> Stated goal:
Gather all lines from the material that contain "Federal".

========

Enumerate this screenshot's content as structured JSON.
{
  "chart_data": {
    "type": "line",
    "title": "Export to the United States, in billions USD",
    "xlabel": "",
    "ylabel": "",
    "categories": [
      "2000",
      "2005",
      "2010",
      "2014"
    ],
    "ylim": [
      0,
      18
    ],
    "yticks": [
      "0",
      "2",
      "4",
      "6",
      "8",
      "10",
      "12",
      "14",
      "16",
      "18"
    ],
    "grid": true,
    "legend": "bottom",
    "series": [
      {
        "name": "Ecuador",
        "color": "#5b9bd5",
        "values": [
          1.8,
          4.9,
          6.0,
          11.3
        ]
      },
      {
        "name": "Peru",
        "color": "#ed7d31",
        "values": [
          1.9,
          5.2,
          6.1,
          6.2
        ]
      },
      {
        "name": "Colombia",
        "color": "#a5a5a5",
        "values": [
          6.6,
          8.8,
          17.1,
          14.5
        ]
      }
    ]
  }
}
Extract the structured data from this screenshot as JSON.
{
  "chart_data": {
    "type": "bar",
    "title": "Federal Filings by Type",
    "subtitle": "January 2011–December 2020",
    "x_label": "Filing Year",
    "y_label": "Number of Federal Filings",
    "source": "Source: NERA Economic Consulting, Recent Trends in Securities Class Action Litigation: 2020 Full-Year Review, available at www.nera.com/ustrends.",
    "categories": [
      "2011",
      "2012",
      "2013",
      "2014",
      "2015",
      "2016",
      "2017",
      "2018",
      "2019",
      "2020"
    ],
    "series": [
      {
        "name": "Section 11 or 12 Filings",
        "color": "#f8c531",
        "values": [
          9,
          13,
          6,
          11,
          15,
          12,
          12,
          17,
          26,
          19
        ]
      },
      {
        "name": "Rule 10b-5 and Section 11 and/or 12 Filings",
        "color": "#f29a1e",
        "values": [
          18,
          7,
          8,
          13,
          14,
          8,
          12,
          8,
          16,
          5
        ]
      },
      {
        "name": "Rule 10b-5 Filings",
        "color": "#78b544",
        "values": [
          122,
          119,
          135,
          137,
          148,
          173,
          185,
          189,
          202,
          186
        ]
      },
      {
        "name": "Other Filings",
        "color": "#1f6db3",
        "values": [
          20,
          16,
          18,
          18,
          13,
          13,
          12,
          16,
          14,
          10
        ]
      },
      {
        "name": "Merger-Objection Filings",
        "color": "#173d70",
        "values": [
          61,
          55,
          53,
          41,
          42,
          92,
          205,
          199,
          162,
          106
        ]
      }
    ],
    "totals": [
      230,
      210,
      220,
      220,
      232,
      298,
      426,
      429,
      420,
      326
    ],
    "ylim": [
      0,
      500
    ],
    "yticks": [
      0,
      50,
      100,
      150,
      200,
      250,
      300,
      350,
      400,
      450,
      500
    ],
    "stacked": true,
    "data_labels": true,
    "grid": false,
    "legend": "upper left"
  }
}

========

> Output of the exercise:
    "title": "Federal Filings by Type",
    "y_label": "Number of Federal Filings",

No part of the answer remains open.